• **Exercise**:
Omit the pictures and output every entry below exactly as written.

»»

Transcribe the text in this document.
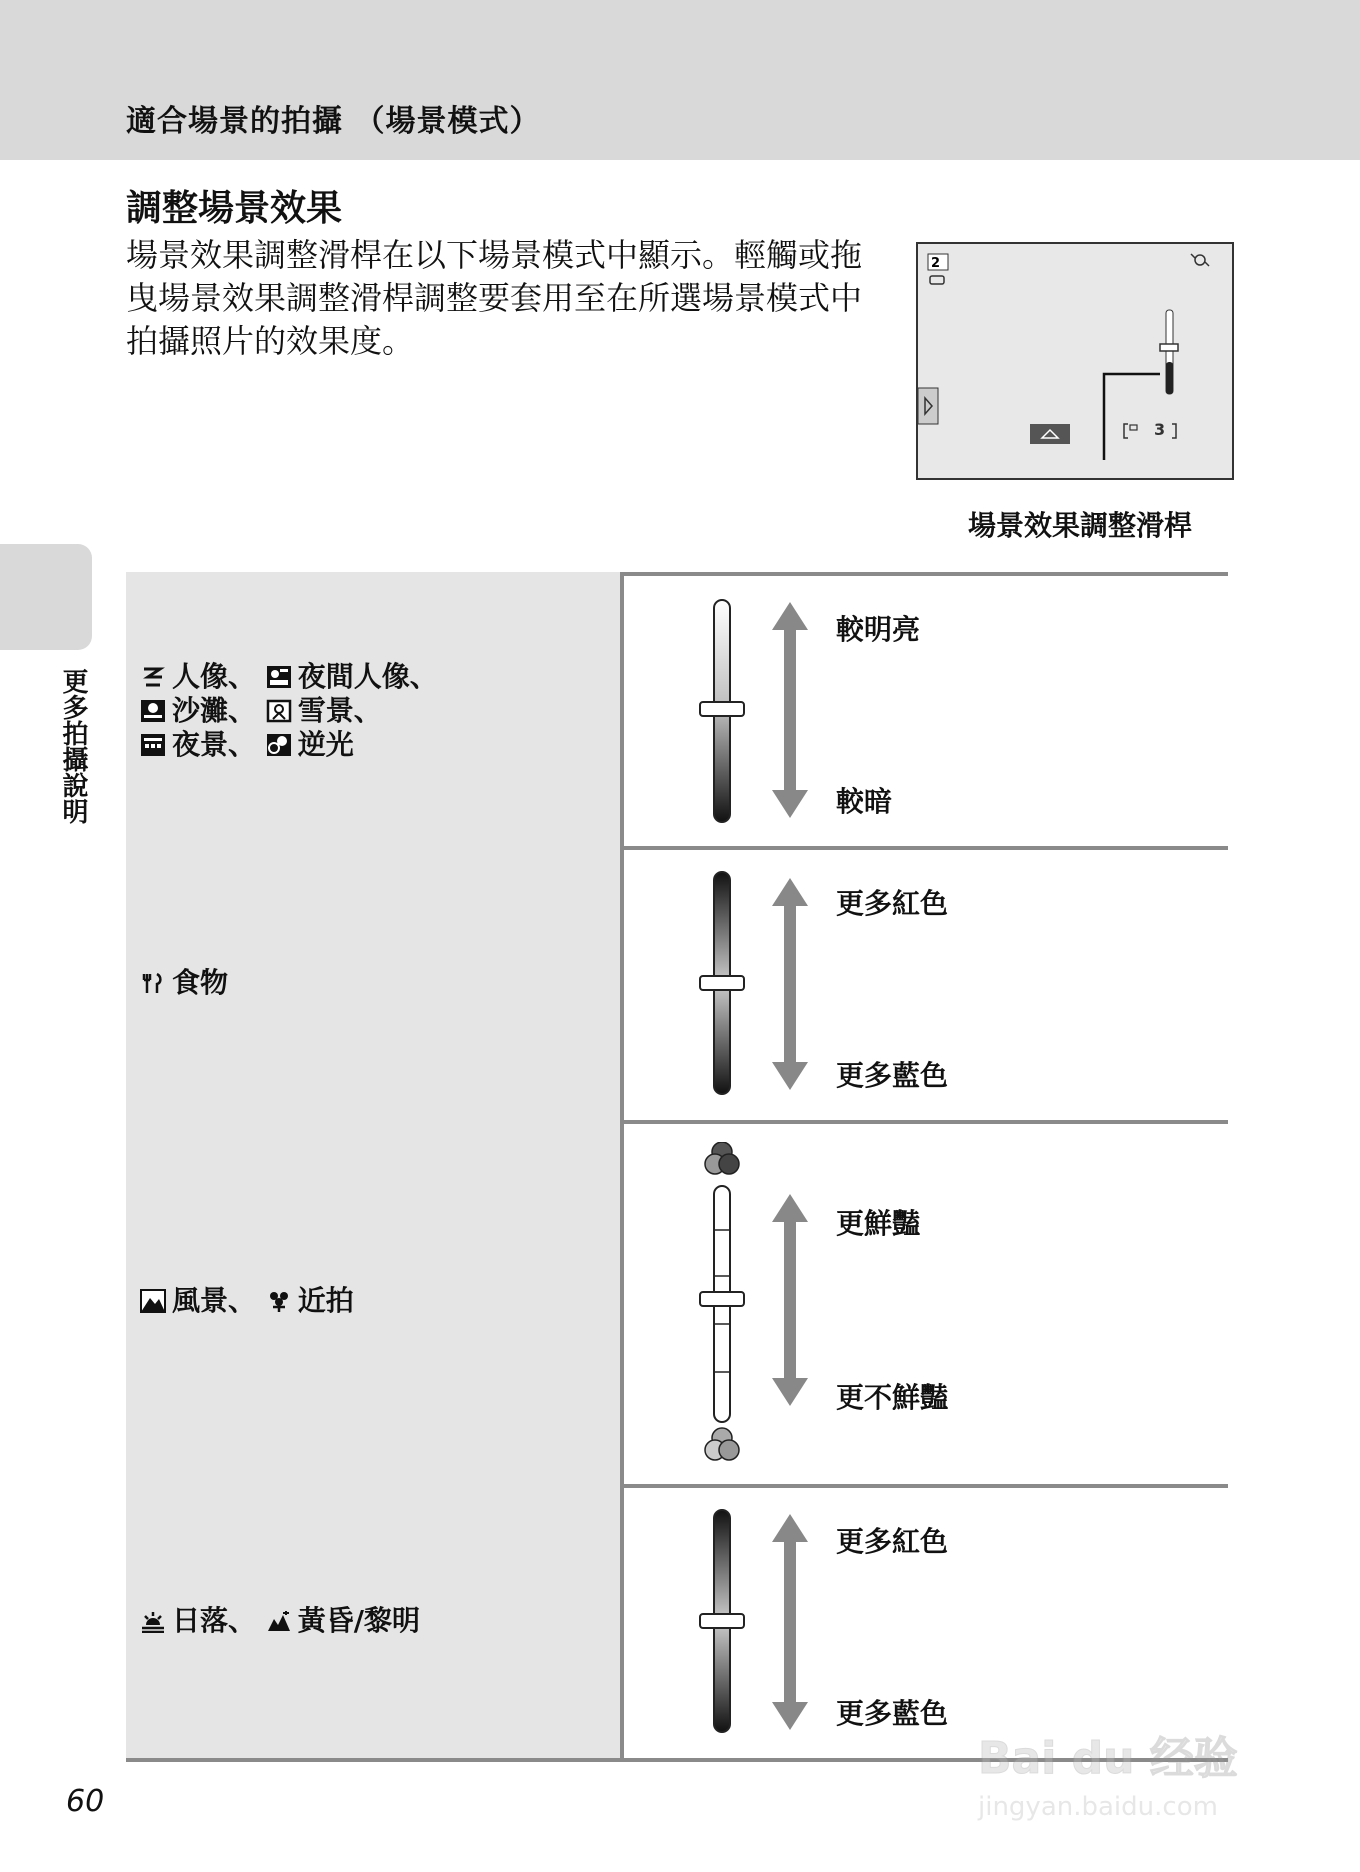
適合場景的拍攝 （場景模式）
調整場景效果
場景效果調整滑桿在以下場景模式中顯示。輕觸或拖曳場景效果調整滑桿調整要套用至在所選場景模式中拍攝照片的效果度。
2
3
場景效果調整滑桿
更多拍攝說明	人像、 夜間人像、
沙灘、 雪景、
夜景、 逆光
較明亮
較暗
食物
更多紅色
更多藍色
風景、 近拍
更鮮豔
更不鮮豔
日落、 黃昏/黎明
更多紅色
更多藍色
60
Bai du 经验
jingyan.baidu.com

««

• **Written response**:
Transcribe the text in this document.
適合場景的拍攝 （場景模式）
調整場景效果
場景效果調整滑桿在以下場景模式中顯示。輕觸或拖曳場景效果調整滑桿調整要套用至在所選場景模式中拍攝照片的效果度。
2
3
場景效果調整滑桿
更多拍攝說明	人像、 夜間人像、
沙灘、 雪景、
夜景、 逆光
較明亮
較暗
食物
更多紅色
更多藍色
風景、 近拍
更鮮豔
更不鮮豔
日落、 黃昏/黎明
更多紅色
更多藍色
60
Bai du 经验
jingyan.baidu.com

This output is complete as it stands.